Data for this task.
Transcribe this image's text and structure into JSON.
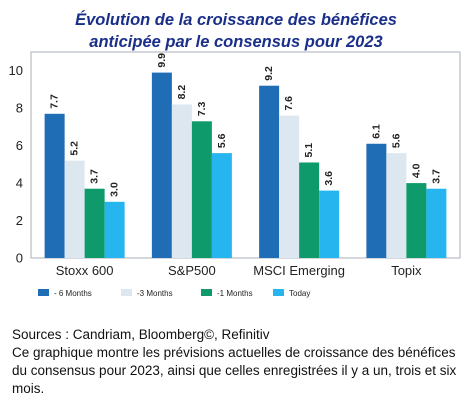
{
  "title_line1": "Évolution de la croissance des bénéfices",
  "title_line2": "anticipée par le consensus pour 2023",
  "chart_data": {
    "type": "bar",
    "categories": [
      "Stoxx 600",
      "S&P500",
      "MSCI Emerging",
      "Topix"
    ],
    "series": [
      {
        "name": "- 6 Months",
        "values": [
          7.7,
          9.9,
          9.2,
          6.1
        ],
        "color": "#1f6db5"
      },
      {
        "name": "-3 Months",
        "values": [
          5.2,
          8.2,
          7.6,
          5.6
        ],
        "color": "#dde7ef"
      },
      {
        "name": "-1 Months",
        "values": [
          3.7,
          7.3,
          5.1,
          4.0
        ],
        "color": "#0e9a6a"
      },
      {
        "name": "Today",
        "values": [
          3.0,
          5.6,
          3.6,
          3.7
        ],
        "color": "#27b5ef"
      }
    ],
    "ylim": [
      0,
      11
    ],
    "yticks": [
      0,
      2,
      4,
      6,
      8,
      10
    ],
    "data_labels": [
      "7.7",
      "5.2",
      "3.7",
      "3.0",
      "9.9",
      "8.2",
      "7.3",
      "5.6",
      "9.2",
      "7.6",
      "5.1",
      "3.6",
      "6.1",
      "5.6",
      "4.0",
      "3.7"
    ],
    "legend_position": "bottom",
    "grid": false
  },
  "caption": {
    "sources": "Sources : Candriam, Bloomberg©, Refinitiv",
    "description": "Ce graphique montre les prévisions actuelles de croissance des bénéfices du consensus pour 2023, ainsi que celles enregistrées il y a un, trois et six mois."
  }
}
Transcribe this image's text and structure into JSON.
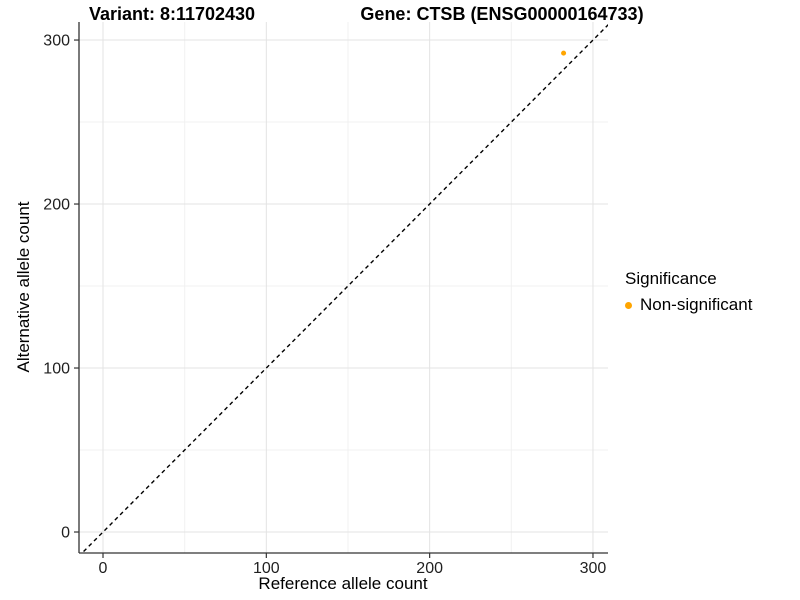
{
  "titles": {
    "variant": "Variant: 8:11702430",
    "gene": "Gene: CTSB (ENSG00000164733)"
  },
  "axes": {
    "x_label": "Reference allele count",
    "y_label": "Alternative allele count"
  },
  "legend": {
    "title": "Significance",
    "items": [
      {
        "label": "Non-significant",
        "color": "#FFA500"
      }
    ]
  },
  "chart_data": {
    "type": "scatter",
    "title_left": "Variant: 8:11702430",
    "title_right": "Gene: CTSB (ENSG00000164733)",
    "xlabel": "Reference allele count",
    "ylabel": "Alternative allele count",
    "x_ticks": [
      0,
      100,
      200,
      300
    ],
    "y_ticks": [
      0,
      100,
      200,
      300
    ],
    "x_minor_ticks": [
      50,
      150,
      250
    ],
    "y_minor_ticks": [
      50,
      150,
      250
    ],
    "xlim": [
      -14.7,
      309.2
    ],
    "ylim": [
      -12.8,
      311.0
    ],
    "grid": "on",
    "legend_position": "right-center",
    "series": [
      {
        "name": "Non-significant",
        "color": "#FFA500",
        "points": [
          {
            "x": 282,
            "y": 292
          }
        ]
      }
    ],
    "reference_line": {
      "kind": "identity y=x",
      "style": "dashed",
      "color": "#000000"
    },
    "style": {
      "axis_line_color": "#333333",
      "tick_color": "#333333",
      "tick_label_color": "#1f1f1f",
      "grid_major_color": "#e3e3e3",
      "grid_minor_color": "#f1f1f1",
      "background": "#ffffff"
    }
  }
}
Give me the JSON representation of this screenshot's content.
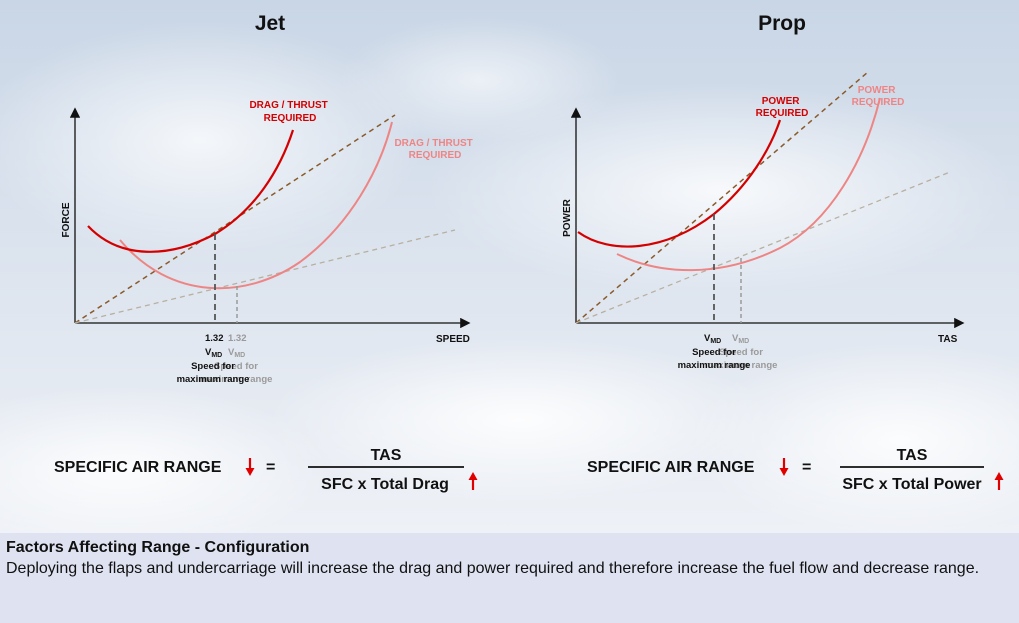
{
  "colors": {
    "accent": "#d40000",
    "accent_light": "#ee8585",
    "footer_bg": "#dfe3f1"
  },
  "jet": {
    "title": "Jet",
    "y_axis": "FORCE",
    "x_axis": "SPEED",
    "curve_label_1": [
      "DRAG / THRUST",
      "REQUIRED"
    ],
    "curve_label_2": [
      "DRAG / THRUST",
      "REQUIRED"
    ],
    "factor": "1.32",
    "vmd": "V",
    "vmd_sub": "MD",
    "speed_for": "Speed for",
    "max_range": "maximum range",
    "eq_left": "SPECIFIC AIR RANGE",
    "eq_sign": "=",
    "eq_num": "TAS",
    "eq_den": "SFC x Total Drag"
  },
  "prop": {
    "title": "Prop",
    "y_axis": "POWER",
    "x_axis": "TAS",
    "curve_label_1": [
      "POWER",
      "REQUIRED"
    ],
    "curve_label_2": [
      "POWER",
      "REQUIRED"
    ],
    "vmd": "V",
    "vmd_sub": "MD",
    "speed_for": "Speed for",
    "max_range": "maximum range",
    "eq_left": "SPECIFIC AIR RANGE",
    "eq_sign": "=",
    "eq_num": "TAS",
    "eq_den": "SFC x Total Power"
  },
  "footer": {
    "title": "Factors Affecting Range - Configuration",
    "text": "Deploying the flaps and undercarriage will increase the drag and power required and therefore increase the fuel flow and decrease range."
  }
}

The problem. Quote the material in full and exactly; do not carry over its pictures.

Final result.
Transcribe this image's text and structure into JSON.
{
  "title_line1": "Évolution de la croissance des bénéfices",
  "title_line2": "anticipée par le consensus pour 2023",
  "chart_data": {
    "type": "bar",
    "categories": [
      "Stoxx 600",
      "S&P500",
      "MSCI Emerging",
      "Topix"
    ],
    "series": [
      {
        "name": "- 6 Months",
        "values": [
          7.7,
          9.9,
          9.2,
          6.1
        ],
        "color": "#1f6db5"
      },
      {
        "name": "-3 Months",
        "values": [
          5.2,
          8.2,
          7.6,
          5.6
        ],
        "color": "#dde7ef"
      },
      {
        "name": "-1 Months",
        "values": [
          3.7,
          7.3,
          5.1,
          4.0
        ],
        "color": "#0e9a6a"
      },
      {
        "name": "Today",
        "values": [
          3.0,
          5.6,
          3.6,
          3.7
        ],
        "color": "#27b5ef"
      }
    ],
    "ylim": [
      0,
      11
    ],
    "yticks": [
      0,
      2,
      4,
      6,
      8,
      10
    ],
    "data_labels": [
      "7.7",
      "5.2",
      "3.7",
      "3.0",
      "9.9",
      "8.2",
      "7.3",
      "5.6",
      "9.2",
      "7.6",
      "5.1",
      "3.6",
      "6.1",
      "5.6",
      "4.0",
      "3.7"
    ],
    "legend_position": "bottom",
    "grid": false
  },
  "caption": {
    "sources": "Sources : Candriam, Bloomberg©, Refinitiv",
    "description": "Ce graphique montre les prévisions actuelles de croissance des bénéfices du consensus pour 2023, ainsi que celles enregistrées il y a un, trois et six mois."
  }
}
Transcribe this image's text and structure into JSON.
{
  "titles": {
    "variant": "Variant: 8:11702430",
    "gene": "Gene: CTSB (ENSG00000164733)"
  },
  "axes": {
    "x_label": "Reference allele count",
    "y_label": "Alternative allele count"
  },
  "legend": {
    "title": "Significance",
    "items": [
      {
        "label": "Non-significant",
        "color": "#FFA500"
      }
    ]
  },
  "chart_data": {
    "type": "scatter",
    "title_left": "Variant: 8:11702430",
    "title_right": "Gene: CTSB (ENSG00000164733)",
    "xlabel": "Reference allele count",
    "ylabel": "Alternative allele count",
    "x_ticks": [
      0,
      100,
      200,
      300
    ],
    "y_ticks": [
      0,
      100,
      200,
      300
    ],
    "x_minor_ticks": [
      50,
      150,
      250
    ],
    "y_minor_ticks": [
      50,
      150,
      250
    ],
    "xlim": [
      -14.7,
      309.2
    ],
    "ylim": [
      -12.8,
      311.0
    ],
    "grid": "on",
    "legend_position": "right-center",
    "series": [
      {
        "name": "Non-significant",
        "color": "#FFA500",
        "points": [
          {
            "x": 282,
            "y": 292
          }
        ]
      }
    ],
    "reference_line": {
      "kind": "identity y=x",
      "style": "dashed",
      "color": "#000000"
    },
    "style": {
      "axis_line_color": "#333333",
      "tick_color": "#333333",
      "tick_label_color": "#1f1f1f",
      "grid_major_color": "#e3e3e3",
      "grid_minor_color": "#f1f1f1",
      "background": "#ffffff"
    }
  }
}
Give me the JSON representation of this screenshot's content.
{
  "colors": {
    "accent": "#d40000",
    "accent_light": "#ee8585",
    "footer_bg": "#dfe3f1"
  },
  "jet": {
    "title": "Jet",
    "y_axis": "FORCE",
    "x_axis": "SPEED",
    "curve_label_1": [
      "DRAG / THRUST",
      "REQUIRED"
    ],
    "curve_label_2": [
      "DRAG / THRUST",
      "REQUIRED"
    ],
    "factor": "1.32",
    "vmd": "V",
    "vmd_sub": "MD",
    "speed_for": "Speed for",
    "max_range": "maximum range",
    "eq_left": "SPECIFIC AIR RANGE",
    "eq_sign": "=",
    "eq_num": "TAS",
    "eq_den": "SFC x Total Drag"
  },
  "prop": {
    "title": "Prop",
    "y_axis": "POWER",
    "x_axis": "TAS",
    "curve_label_1": [
      "POWER",
      "REQUIRED"
    ],
    "curve_label_2": [
      "POWER",
      "REQUIRED"
    ],
    "vmd": "V",
    "vmd_sub": "MD",
    "speed_for": "Speed for",
    "max_range": "maximum range",
    "eq_left": "SPECIFIC AIR RANGE",
    "eq_sign": "=",
    "eq_num": "TAS",
    "eq_den": "SFC x Total Power"
  },
  "footer": {
    "title": "Factors Affecting Range - Configuration",
    "text": "Deploying the flaps and undercarriage will increase the drag and power required and therefore increase the fuel flow and decrease range."
  }
}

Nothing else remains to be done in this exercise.